__WHAT IS NEEDED__: Please write the listing below out again exactly, leaving every picture behind.

== == ==

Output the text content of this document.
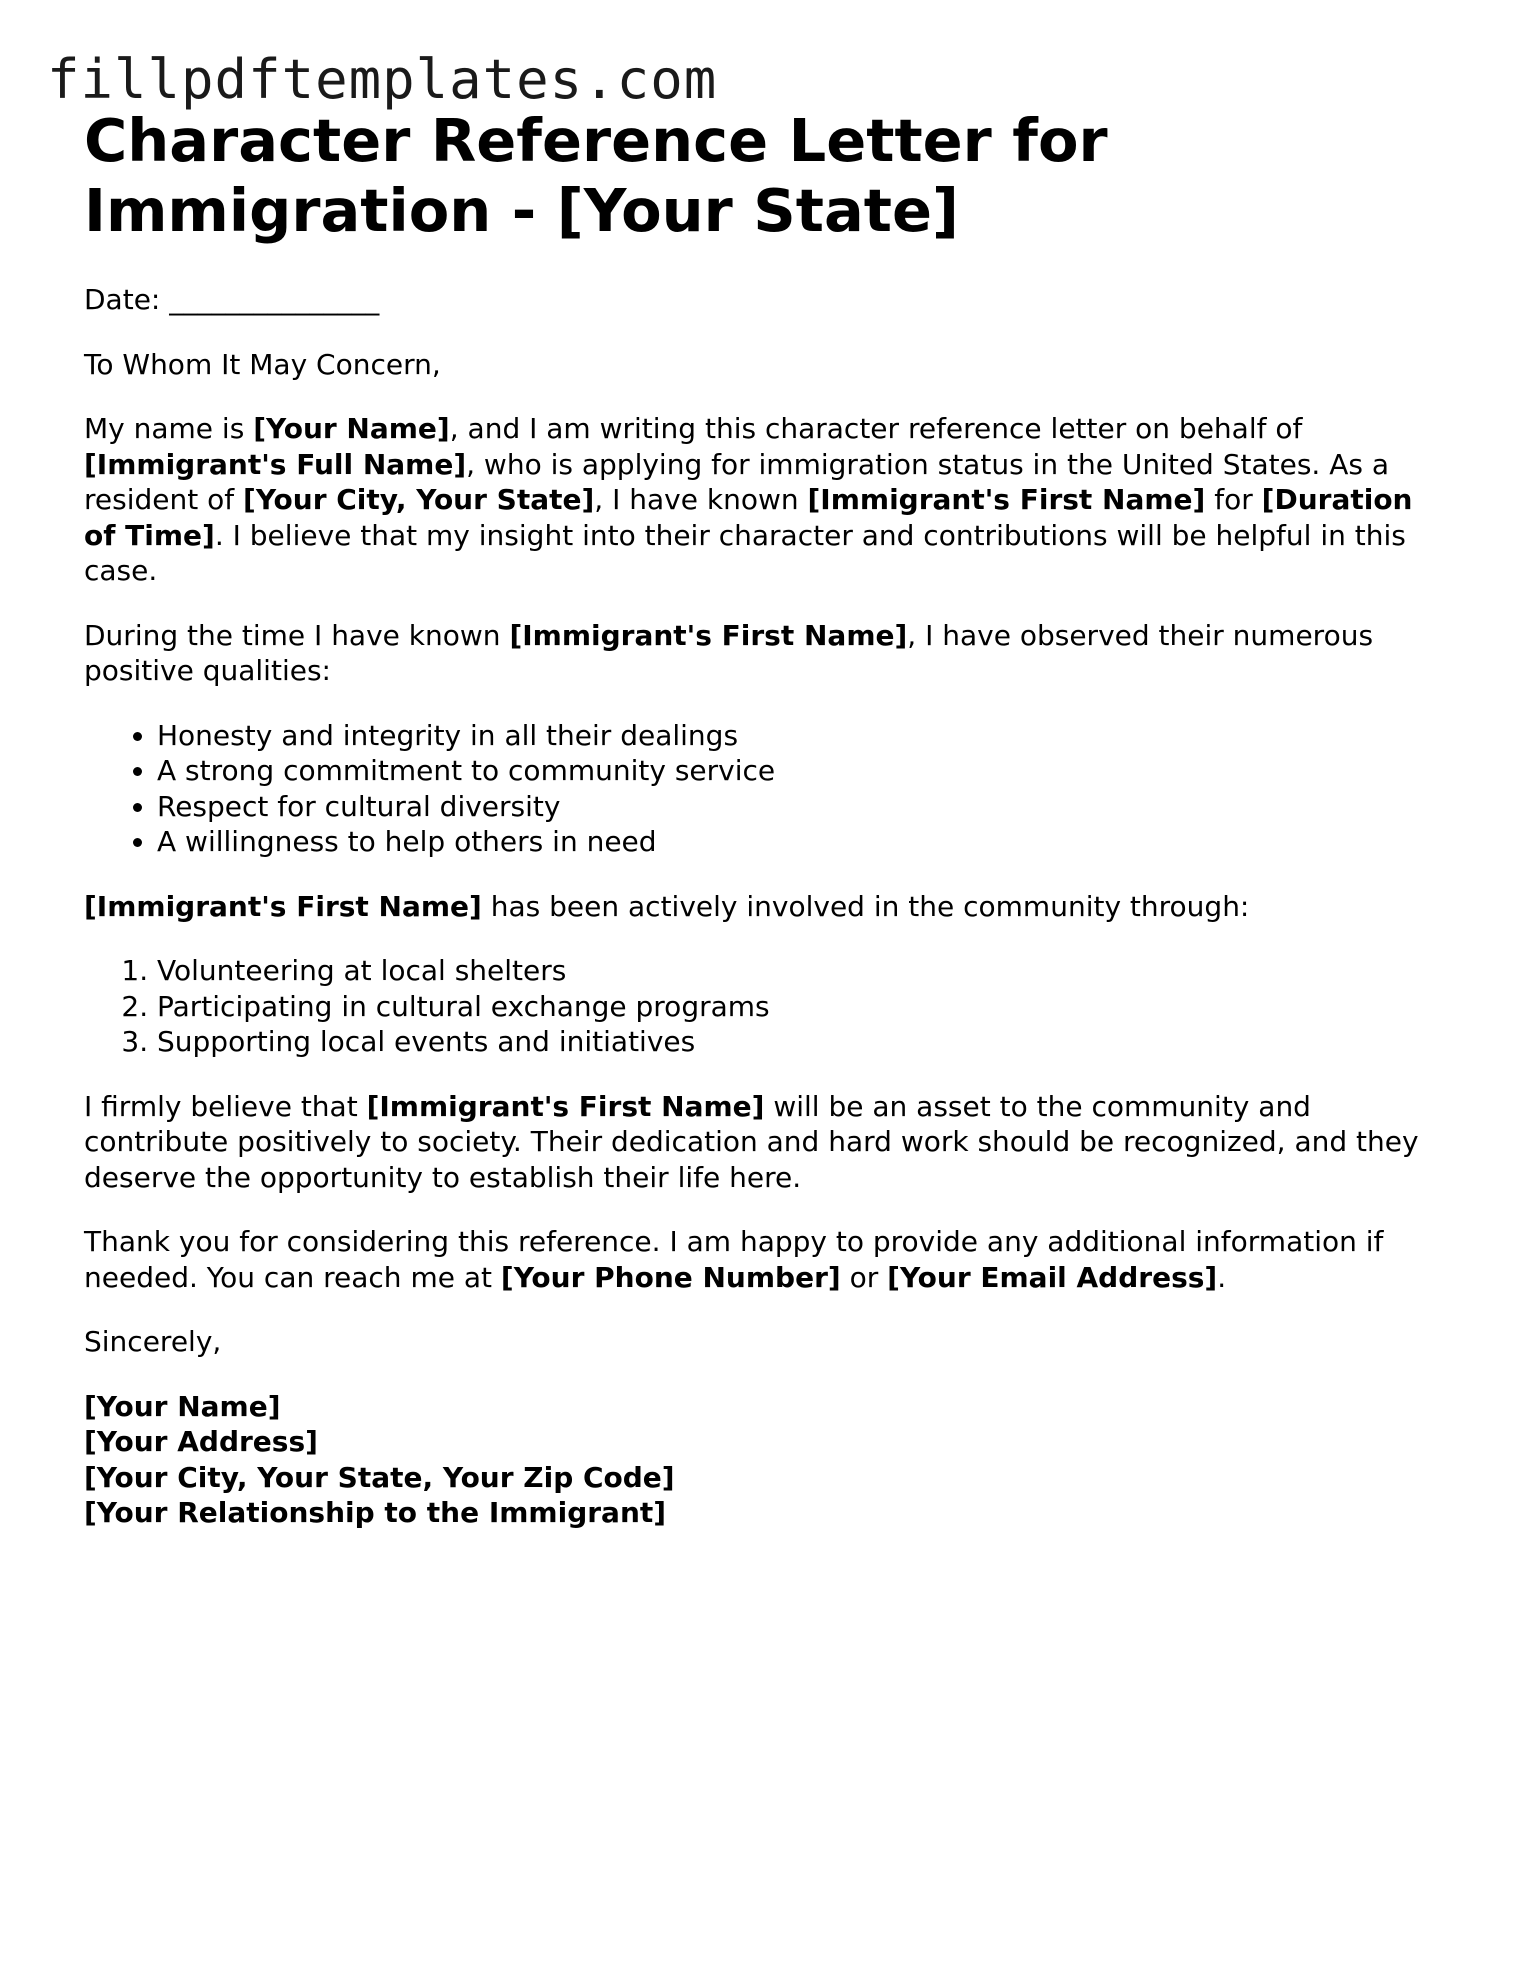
fillpdftemplates.com
Character Reference Letter for Immigration - [Your State]

Date: _______________

To Whom It May Concern,

My name is [Your Name], and I am writing this character reference letter on behalf of [Immigrant's Full Name], who is applying for immigration status in the United States. As a resident of [Your City, Your State], I have known [Immigrant's First Name] for [Duration of Time]. I believe that my insight into their character and contributions will be helpful in this case.

During the time I have known [Immigrant's First Name], I have observed their numerous positive qualities:

• Honesty and integrity in all their dealings
• A strong commitment to community service
• Respect for cultural diversity
• A willingness to help others in need

[Immigrant's First Name] has been actively involved in the community through:

1. Volunteering at local shelters
2. Participating in cultural exchange programs
3. Supporting local events and initiatives

I firmly believe that [Immigrant's First Name] will be an asset to the community and contribute positively to society. Their dedication and hard work should be recognized, and they deserve the opportunity to establish their life here.

Thank you for considering this reference. I am happy to provide any additional information if needed. You can reach me at [Your Phone Number] or [Your Email Address].

Sincerely,

[Your Name]
[Your Address]
[Your City, Your State, Your Zip Code]
[Your Relationship to the Immigrant]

== == ==

__RESULT OF THE EXERCISE__:
Output the text content of this document.
fillpdftemplates.com
Character Reference Letter for Immigration - [Your State]

Date: _______________

To Whom It May Concern,

My name is [Your Name], and I am writing this character reference letter on behalf of [Immigrant's Full Name], who is applying for immigration status in the United States. As a resident of [Your City, Your State], I have known [Immigrant's First Name] for [Duration of Time]. I believe that my insight into their character and contributions will be helpful in this case.

During the time I have known [Immigrant's First Name], I have observed their numerous positive qualities:

• Honesty and integrity in all their dealings
• A strong commitment to community service
• Respect for cultural diversity
• A willingness to help others in need

[Immigrant's First Name] has been actively involved in the community through:

1. Volunteering at local shelters
2. Participating in cultural exchange programs
3. Supporting local events and initiatives

I firmly believe that [Immigrant's First Name] will be an asset to the community and contribute positively to society. Their dedication and hard work should be recognized, and they deserve the opportunity to establish their life here.

Thank you for considering this reference. I am happy to provide any additional information if needed. You can reach me at [Your Phone Number] or [Your Email Address].

Sincerely,

[Your Name]
[Your Address]
[Your City, Your State, Your Zip Code]
[Your Relationship to the Immigrant]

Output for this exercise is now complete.